§ **Task prompt**:
Return every entry exactly.

§ **Data provided**:
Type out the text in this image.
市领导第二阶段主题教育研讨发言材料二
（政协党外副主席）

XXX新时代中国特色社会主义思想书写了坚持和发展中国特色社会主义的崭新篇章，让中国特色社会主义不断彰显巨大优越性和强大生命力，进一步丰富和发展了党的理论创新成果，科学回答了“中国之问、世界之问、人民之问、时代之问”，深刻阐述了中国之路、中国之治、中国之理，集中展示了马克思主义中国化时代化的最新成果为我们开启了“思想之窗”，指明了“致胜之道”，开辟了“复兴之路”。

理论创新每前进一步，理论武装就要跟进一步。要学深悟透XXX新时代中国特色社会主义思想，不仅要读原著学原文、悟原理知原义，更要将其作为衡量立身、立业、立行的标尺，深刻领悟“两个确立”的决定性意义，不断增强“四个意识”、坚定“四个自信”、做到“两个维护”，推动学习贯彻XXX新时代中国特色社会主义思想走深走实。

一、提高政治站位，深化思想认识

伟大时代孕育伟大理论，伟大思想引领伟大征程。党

§ **Exercise result**:
Type out the text in this image.
市领导第二阶段主题教育研讨发言材料二
（政协党外副主席）

XXX新时代中国特色社会主义思想书写了坚持和发展中国特色社会主义的崭新篇章，让中国特色社会主义不断彰显巨大优越性和强大生命力，进一步丰富和发展了党的理论创新成果，科学回答了“中国之问、世界之问、人民之问、时代之问”，深刻阐述了中国之路、中国之治、中国之理，集中展示了马克思主义中国化时代化的最新成果为我们开启了“思想之窗”，指明了“致胜之道”，开辟了“复兴之路”。

理论创新每前进一步，理论武装就要跟进一步。要学深悟透XXX新时代中国特色社会主义思想，不仅要读原著学原文、悟原理知原义，更要将其作为衡量立身、立业、立行的标尺，深刻领悟“两个确立”的决定性意义，不断增强“四个意识”、坚定“四个自信”、做到“两个维护”，推动学习贯彻XXX新时代中国特色社会主义思想走深走实。

一、提高政治站位，深化思想认识

伟大时代孕育伟大理论，伟大思想引领伟大征程。党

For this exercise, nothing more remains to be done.